►
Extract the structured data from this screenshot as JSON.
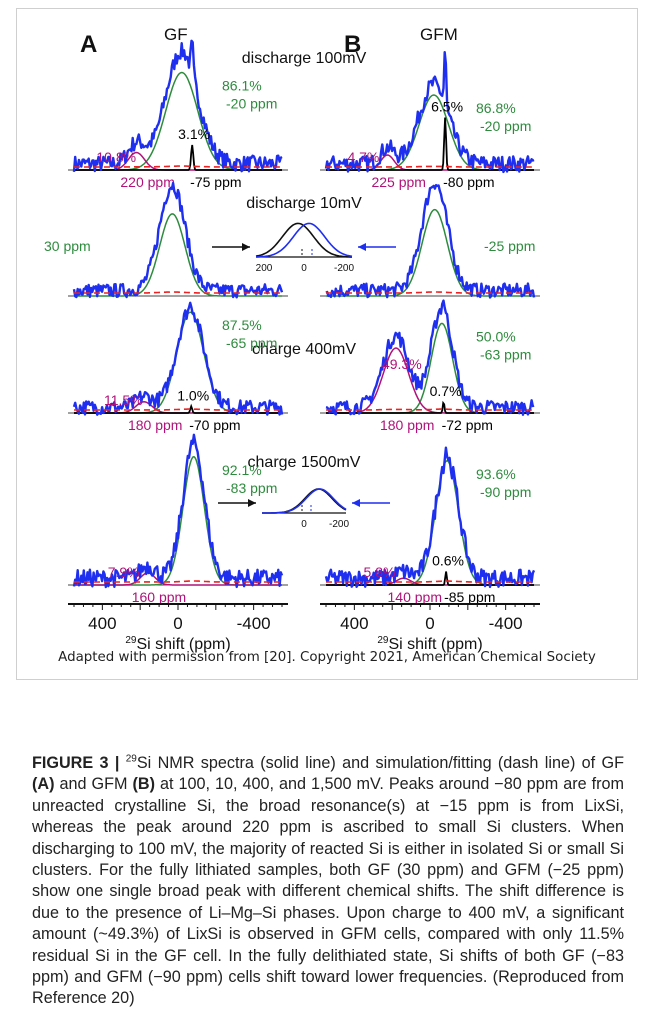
{
  "colors": {
    "experiment": "#1f2ff0",
    "fit_dash": "#ee2222",
    "lixsi_component": "#2e8b3e",
    "cluster_component": "#b0127a",
    "crystalline_component": "#000000",
    "caption_label": "#111111"
  },
  "figure": {
    "panel_a_label": "A",
    "panel_b_label": "B",
    "column_a_title": "GF",
    "column_b_title": "GFM",
    "inset_arrow_icon": "arrow-icon"
  },
  "chart_data": [
    {
      "type": "line",
      "panel": "A",
      "sample": "GF",
      "state": "discharge 100mV",
      "x_unit": "ppm",
      "xlim": [
        550,
        -550
      ],
      "components": [
        {
          "color": "lixsi",
          "center_ppm": -20,
          "width_ppm": 120,
          "relative_height": 0.78,
          "fraction_label": "86.1%",
          "shift_label": "-20 ppm"
        },
        {
          "color": "cluster",
          "center_ppm": 220,
          "width_ppm": 60,
          "relative_height": 0.14,
          "fraction_label": "10.8%",
          "shift_label": "220 ppm"
        },
        {
          "color": "crystalline",
          "center_ppm": -75,
          "width_ppm": 8,
          "relative_height": 0.2,
          "fraction_label": "3.1%",
          "shift_label": "-75 ppm"
        }
      ],
      "experiment_peak_height": 0.96
    },
    {
      "type": "line",
      "panel": "B",
      "sample": "GFM",
      "state": "discharge 100mV",
      "x_unit": "ppm",
      "xlim": [
        550,
        -550
      ],
      "components": [
        {
          "color": "lixsi",
          "center_ppm": -20,
          "width_ppm": 110,
          "relative_height": 0.6,
          "fraction_label": "86.8%",
          "shift_label": "-20 ppm"
        },
        {
          "color": "cluster",
          "center_ppm": 225,
          "width_ppm": 50,
          "relative_height": 0.12,
          "fraction_label": "4.7%",
          "shift_label": "225 ppm"
        },
        {
          "color": "crystalline",
          "center_ppm": -80,
          "width_ppm": 7,
          "relative_height": 0.42,
          "fraction_label": "6.5%",
          "shift_label": "-80 ppm"
        }
      ],
      "experiment_peak_height": 0.92
    },
    {
      "type": "line",
      "panel": "A",
      "sample": "GF",
      "state": "discharge 10mV",
      "x_unit": "ppm",
      "xlim": [
        550,
        -550
      ],
      "components": [
        {
          "color": "lixsi",
          "center_ppm": 30,
          "width_ppm": 95,
          "relative_height": 0.76,
          "fraction_label": "",
          "shift_label": "30 ppm"
        }
      ],
      "experiment_peak_height": 0.98
    },
    {
      "type": "line",
      "panel": "B",
      "sample": "GFM",
      "state": "discharge 10mV",
      "x_unit": "ppm",
      "xlim": [
        550,
        -550
      ],
      "components": [
        {
          "color": "lixsi",
          "center_ppm": -25,
          "width_ppm": 95,
          "relative_height": 0.8,
          "fraction_label": "",
          "shift_label": "-25 ppm"
        }
      ],
      "experiment_peak_height": 1.0
    },
    {
      "type": "line",
      "panel": "A",
      "sample": "GF",
      "state": "charge 400mV",
      "x_unit": "ppm",
      "xlim": [
        550,
        -550
      ],
      "components": [
        {
          "color": "lixsi",
          "center_ppm": -65,
          "width_ppm": 100,
          "relative_height": 0.9,
          "fraction_label": "87.5%",
          "shift_label": "-65 ppm"
        },
        {
          "color": "cluster",
          "center_ppm": 180,
          "width_ppm": 60,
          "relative_height": 0.1,
          "fraction_label": "11.5%",
          "shift_label": "180 ppm"
        },
        {
          "color": "crystalline",
          "center_ppm": -70,
          "width_ppm": 7,
          "relative_height": 0.06,
          "fraction_label": "1.0%",
          "shift_label": "-70 ppm"
        }
      ],
      "experiment_peak_height": 0.94
    },
    {
      "type": "line",
      "panel": "B",
      "sample": "GFM",
      "state": "charge 400mV",
      "x_unit": "ppm",
      "xlim": [
        550,
        -550
      ],
      "components": [
        {
          "color": "lixsi",
          "center_ppm": -63,
          "width_ppm": 80,
          "relative_height": 0.8,
          "fraction_label": "50.0%",
          "shift_label": "-63 ppm"
        },
        {
          "color": "cluster",
          "center_ppm": 180,
          "width_ppm": 95,
          "relative_height": 0.58,
          "fraction_label": "49.3%",
          "shift_label": "180 ppm"
        },
        {
          "color": "crystalline",
          "center_ppm": -72,
          "width_ppm": 6,
          "relative_height": 0.1,
          "fraction_label": "0.7%",
          "shift_label": "-72 ppm"
        }
      ],
      "experiment_peak_height": 0.98
    },
    {
      "type": "line",
      "panel": "A",
      "sample": "GF",
      "state": "charge 1500mV",
      "x_unit": "ppm",
      "xlim": [
        550,
        -550
      ],
      "components": [
        {
          "color": "lixsi",
          "center_ppm": -83,
          "width_ppm": 80,
          "relative_height": 0.95,
          "fraction_label": "92.1%",
          "shift_label": "-83 ppm"
        },
        {
          "color": "cluster",
          "center_ppm": 160,
          "width_ppm": 55,
          "relative_height": 0.09,
          "fraction_label": "7.9%",
          "shift_label": "160 ppm"
        }
      ],
      "experiment_peak_height": 1.0
    },
    {
      "type": "line",
      "panel": "B",
      "sample": "GFM",
      "state": "charge 1500mV",
      "x_unit": "ppm",
      "xlim": [
        550,
        -550
      ],
      "components": [
        {
          "color": "lixsi",
          "center_ppm": -90,
          "width_ppm": 85,
          "relative_height": 0.92,
          "fraction_label": "93.6%",
          "shift_label": "-90 ppm"
        },
        {
          "color": "cluster",
          "center_ppm": 140,
          "width_ppm": 55,
          "relative_height": 0.05,
          "fraction_label": "5.8%",
          "shift_label": "140 ppm"
        },
        {
          "color": "crystalline",
          "center_ppm": -85,
          "width_ppm": 6,
          "relative_height": 0.1,
          "fraction_label": "0.6%",
          "shift_label": "-85 ppm"
        }
      ],
      "experiment_peak_height": 0.98
    }
  ],
  "x_axis": {
    "tick_labels": [
      "400",
      "0",
      "-400"
    ],
    "tick_values": [
      400,
      0,
      -400
    ],
    "label_prefix": "29",
    "label_text": "Si shift (ppm)"
  },
  "insets": [
    {
      "state": "discharge 10mV",
      "tick_labels": [
        "200",
        "0",
        "-200"
      ],
      "tick_values": [
        200,
        0,
        -200
      ]
    },
    {
      "state": "charge 1500mV",
      "tick_labels": [
        "0",
        "-200"
      ],
      "tick_values": [
        0,
        -200
      ]
    }
  ],
  "credit": "Adapted with permission from [20]. Copyright 2021, American Chemical Society",
  "caption": {
    "label": "FIGURE 3 |",
    "sup": "29",
    "part1": "Si NMR spectra (solid line) and simulation/fitting (dash line) of GF ",
    "bold_a": "(A)",
    "part2": " and GFM ",
    "bold_b": "(B)",
    "part3": " at 100, 10, 400, and 1,500 mV. Peaks around −80 ppm are from unreacted crystalline Si, the broad resonance(s) at −15 ppm is from LixSi, whereas the peak around 220 ppm is ascribed to small Si clusters. When discharging to 100 mV, the majority of reacted Si is either in isolated Si or small Si clusters. For the fully lithiated samples, both GF (30 ppm) and GFM (−25 ppm) show one single broad peak with different chemical shifts. The shift difference is due to the presence of Li–Mg–Si phases. Upon charge to 400 mV, a significant amount (~49.3%) of LixSi is observed in GFM cells, compared with only 11.5% residual Si in the GF cell. In the fully delithiated state, Si shifts of both GF (−83 ppm) and GFM (−90 ppm) cells shift toward lower frequencies. (Reproduced from Reference 20)"
  }
}
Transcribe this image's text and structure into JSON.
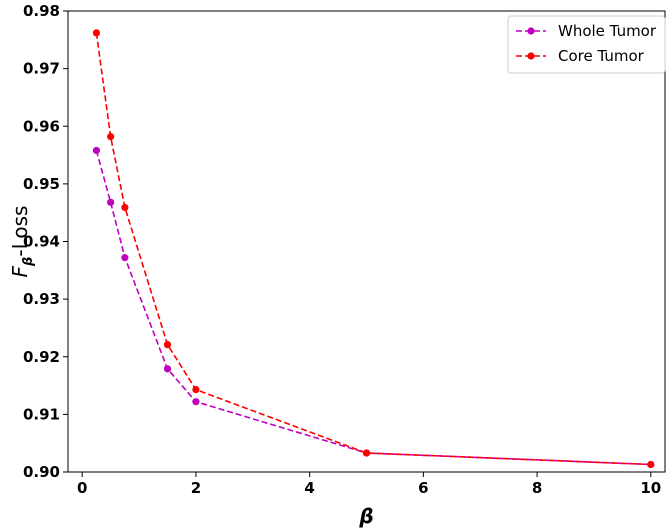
{
  "chart_data": {
    "type": "line",
    "title": "",
    "xlabel": "β",
    "ylabel": {
      "main": "F",
      "sub": "β",
      "suffix": "-Loss"
    },
    "xlim": [
      -0.25,
      10.25
    ],
    "ylim": [
      0.9,
      0.98
    ],
    "xticks": [
      0,
      2,
      4,
      6,
      8,
      10
    ],
    "xtick_labels": [
      "0",
      "2",
      "4",
      "6",
      "8",
      "10"
    ],
    "yticks": [
      0.9,
      0.91,
      0.92,
      0.93,
      0.94,
      0.95,
      0.96,
      0.97,
      0.98
    ],
    "ytick_labels": [
      "0.90",
      "0.91",
      "0.92",
      "0.93",
      "0.94",
      "0.95",
      "0.96",
      "0.97",
      "0.98"
    ],
    "grid": false,
    "legend_position": "top-right",
    "series": [
      {
        "name": "Whole Tumor",
        "color": "#bf00bf",
        "linestyle": "dashed",
        "marker": "circle",
        "x": [
          0.25,
          0.5,
          0.75,
          1.5,
          2,
          5,
          10
        ],
        "y": [
          0.9558,
          0.9468,
          0.9372,
          0.9179,
          0.9122,
          0.9033,
          0.9013
        ]
      },
      {
        "name": "Core Tumor",
        "color": "#ff0000",
        "linestyle": "dashed",
        "marker": "circle",
        "x": [
          0.25,
          0.5,
          0.75,
          1.5,
          2,
          5,
          10
        ],
        "y": [
          0.9762,
          0.9582,
          0.9459,
          0.9221,
          0.9143,
          0.9033,
          0.9013
        ]
      }
    ]
  }
}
◄
EXERCISE DETAILS: Would you give the number of lines of the data that include the string "with"? Nothing else is wanted.

SOLUTION TO THIS PROBLEM: 2